■ **Material for the task**:
════════
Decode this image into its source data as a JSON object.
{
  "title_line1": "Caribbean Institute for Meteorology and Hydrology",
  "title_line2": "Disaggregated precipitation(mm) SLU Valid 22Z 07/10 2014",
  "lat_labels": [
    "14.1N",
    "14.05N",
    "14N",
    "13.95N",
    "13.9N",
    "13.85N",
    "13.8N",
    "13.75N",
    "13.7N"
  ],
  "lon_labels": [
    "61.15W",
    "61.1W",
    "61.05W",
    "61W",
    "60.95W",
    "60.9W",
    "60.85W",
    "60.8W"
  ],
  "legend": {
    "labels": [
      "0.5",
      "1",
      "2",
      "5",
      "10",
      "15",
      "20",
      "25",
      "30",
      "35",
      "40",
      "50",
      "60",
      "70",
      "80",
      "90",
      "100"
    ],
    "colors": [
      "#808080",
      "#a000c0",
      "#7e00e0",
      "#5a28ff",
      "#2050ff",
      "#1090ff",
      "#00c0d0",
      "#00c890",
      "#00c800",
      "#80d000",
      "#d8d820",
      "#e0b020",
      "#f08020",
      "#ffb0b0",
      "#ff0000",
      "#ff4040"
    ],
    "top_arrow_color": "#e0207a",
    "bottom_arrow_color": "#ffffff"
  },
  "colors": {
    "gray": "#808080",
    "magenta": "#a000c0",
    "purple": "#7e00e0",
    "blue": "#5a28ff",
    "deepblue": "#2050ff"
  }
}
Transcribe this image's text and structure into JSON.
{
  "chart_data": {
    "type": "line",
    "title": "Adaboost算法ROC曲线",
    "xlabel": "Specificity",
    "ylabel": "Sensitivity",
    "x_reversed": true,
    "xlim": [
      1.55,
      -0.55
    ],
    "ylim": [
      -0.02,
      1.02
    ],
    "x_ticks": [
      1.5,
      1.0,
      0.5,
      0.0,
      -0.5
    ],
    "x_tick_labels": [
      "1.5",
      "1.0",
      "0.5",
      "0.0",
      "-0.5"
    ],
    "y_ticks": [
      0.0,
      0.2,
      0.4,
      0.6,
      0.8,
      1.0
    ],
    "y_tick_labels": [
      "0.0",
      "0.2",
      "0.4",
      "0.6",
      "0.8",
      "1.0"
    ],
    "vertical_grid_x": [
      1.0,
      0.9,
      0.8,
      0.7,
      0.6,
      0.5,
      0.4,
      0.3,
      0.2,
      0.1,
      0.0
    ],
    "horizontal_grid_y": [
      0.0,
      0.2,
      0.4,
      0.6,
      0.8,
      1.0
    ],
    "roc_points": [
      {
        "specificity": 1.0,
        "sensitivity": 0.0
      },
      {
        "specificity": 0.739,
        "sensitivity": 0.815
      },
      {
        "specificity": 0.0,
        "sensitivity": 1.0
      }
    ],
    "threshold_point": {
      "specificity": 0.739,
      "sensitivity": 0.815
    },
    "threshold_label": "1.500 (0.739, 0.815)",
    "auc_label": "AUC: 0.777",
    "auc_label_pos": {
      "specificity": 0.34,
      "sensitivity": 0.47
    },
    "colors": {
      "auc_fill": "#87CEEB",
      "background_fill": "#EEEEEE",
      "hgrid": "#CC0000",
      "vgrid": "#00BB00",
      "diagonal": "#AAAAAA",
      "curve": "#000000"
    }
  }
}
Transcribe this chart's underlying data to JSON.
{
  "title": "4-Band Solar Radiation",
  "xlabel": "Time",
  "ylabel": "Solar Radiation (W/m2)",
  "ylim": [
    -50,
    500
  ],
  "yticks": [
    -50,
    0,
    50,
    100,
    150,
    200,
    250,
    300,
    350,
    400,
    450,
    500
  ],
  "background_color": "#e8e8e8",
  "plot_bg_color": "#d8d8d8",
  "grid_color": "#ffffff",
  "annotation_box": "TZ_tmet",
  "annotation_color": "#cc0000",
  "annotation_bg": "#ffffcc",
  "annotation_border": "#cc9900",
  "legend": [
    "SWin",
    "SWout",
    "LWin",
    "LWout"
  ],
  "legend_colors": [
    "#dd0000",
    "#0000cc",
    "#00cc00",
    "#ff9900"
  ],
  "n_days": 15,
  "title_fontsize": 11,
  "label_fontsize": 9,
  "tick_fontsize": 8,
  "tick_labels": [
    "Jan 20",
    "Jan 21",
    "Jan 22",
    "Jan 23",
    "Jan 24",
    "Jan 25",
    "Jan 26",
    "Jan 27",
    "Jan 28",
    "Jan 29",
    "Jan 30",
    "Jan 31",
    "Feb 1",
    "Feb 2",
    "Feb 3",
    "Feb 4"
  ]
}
════════
■ **Task instructions**:
Produce an exact copy of every entry above.

■ **Exercise response**:
Decode this image into its source data as a JSON object.
{
  "title_line1": "Caribbean Institute for Meteorology and Hydrology",
  "title_line2": "Disaggregated precipitation(mm) SLU Valid 22Z 07/10 2014",
  "lat_labels": [
    "14.1N",
    "14.05N",
    "14N",
    "13.95N",
    "13.9N",
    "13.85N",
    "13.8N",
    "13.75N",
    "13.7N"
  ],
  "lon_labels": [
    "61.15W",
    "61.1W",
    "61.05W",
    "61W",
    "60.95W",
    "60.9W",
    "60.85W",
    "60.8W"
  ],
  "legend": {
    "labels": [
      "0.5",
      "1",
      "2",
      "5",
      "10",
      "15",
      "20",
      "25",
      "30",
      "35",
      "40",
      "50",
      "60",
      "70",
      "80",
      "90",
      "100"
    ],
    "colors": [
      "#808080",
      "#a000c0",
      "#7e00e0",
      "#5a28ff",
      "#2050ff",
      "#1090ff",
      "#00c0d0",
      "#00c890",
      "#00c800",
      "#80d000",
      "#d8d820",
      "#e0b020",
      "#f08020",
      "#ffb0b0",
      "#ff0000",
      "#ff4040"
    ],
    "top_arrow_color": "#e0207a",
    "bottom_arrow_color": "#ffffff"
  },
  "colors": {
    "gray": "#808080",
    "magenta": "#a000c0",
    "purple": "#7e00e0",
    "blue": "#5a28ff",
    "deepblue": "#2050ff"
  }
}
Transcribe this image's text and structure into JSON.
{
  "chart_data": {
    "type": "line",
    "title": "Adaboost算法ROC曲线",
    "xlabel": "Specificity",
    "ylabel": "Sensitivity",
    "x_reversed": true,
    "xlim": [
      1.55,
      -0.55
    ],
    "ylim": [
      -0.02,
      1.02
    ],
    "x_ticks": [
      1.5,
      1.0,
      0.5,
      0.0,
      -0.5
    ],
    "x_tick_labels": [
      "1.5",
      "1.0",
      "0.5",
      "0.0",
      "-0.5"
    ],
    "y_ticks": [
      0.0,
      0.2,
      0.4,
      0.6,
      0.8,
      1.0
    ],
    "y_tick_labels": [
      "0.0",
      "0.2",
      "0.4",
      "0.6",
      "0.8",
      "1.0"
    ],
    "vertical_grid_x": [
      1.0,
      0.9,
      0.8,
      0.7,
      0.6,
      0.5,
      0.4,
      0.3,
      0.2,
      0.1,
      0.0
    ],
    "horizontal_grid_y": [
      0.0,
      0.2,
      0.4,
      0.6,
      0.8,
      1.0
    ],
    "roc_points": [
      {
        "specificity": 1.0,
        "sensitivity": 0.0
      },
      {
        "specificity": 0.739,
        "sensitivity": 0.815
      },
      {
        "specificity": 0.0,
        "sensitivity": 1.0
      }
    ],
    "threshold_point": {
      "specificity": 0.739,
      "sensitivity": 0.815
    },
    "threshold_label": "1.500 (0.739, 0.815)",
    "auc_label": "AUC: 0.777",
    "auc_label_pos": {
      "specificity": 0.34,
      "sensitivity": 0.47
    },
    "colors": {
      "auc_fill": "#87CEEB",
      "background_fill": "#EEEEEE",
      "hgrid": "#CC0000",
      "vgrid": "#00BB00",
      "diagonal": "#AAAAAA",
      "curve": "#000000"
    }
  }
}
Transcribe this chart's underlying data to JSON.
{
  "title": "4-Band Solar Radiation",
  "xlabel": "Time",
  "ylabel": "Solar Radiation (W/m2)",
  "ylim": [
    -50,
    500
  ],
  "yticks": [
    -50,
    0,
    50,
    100,
    150,
    200,
    250,
    300,
    350,
    400,
    450,
    500
  ],
  "background_color": "#e8e8e8",
  "plot_bg_color": "#d8d8d8",
  "grid_color": "#ffffff",
  "annotation_box": "TZ_tmet",
  "annotation_color": "#cc0000",
  "annotation_bg": "#ffffcc",
  "annotation_border": "#cc9900",
  "legend": [
    "SWin",
    "SWout",
    "LWin",
    "LWout"
  ],
  "legend_colors": [
    "#dd0000",
    "#0000cc",
    "#00cc00",
    "#ff9900"
  ],
  "n_days": 15,
  "title_fontsize": 11,
  "label_fontsize": 9,
  "tick_fontsize": 8,
  "tick_labels": [
    "Jan 20",
    "Jan 21",
    "Jan 22",
    "Jan 23",
    "Jan 24",
    "Jan 25",
    "Jan 26",
    "Jan 27",
    "Jan 28",
    "Jan 29",
    "Jan 30",
    "Jan 31",
    "Feb 1",
    "Feb 2",
    "Feb 3",
    "Feb 4"
  ]
}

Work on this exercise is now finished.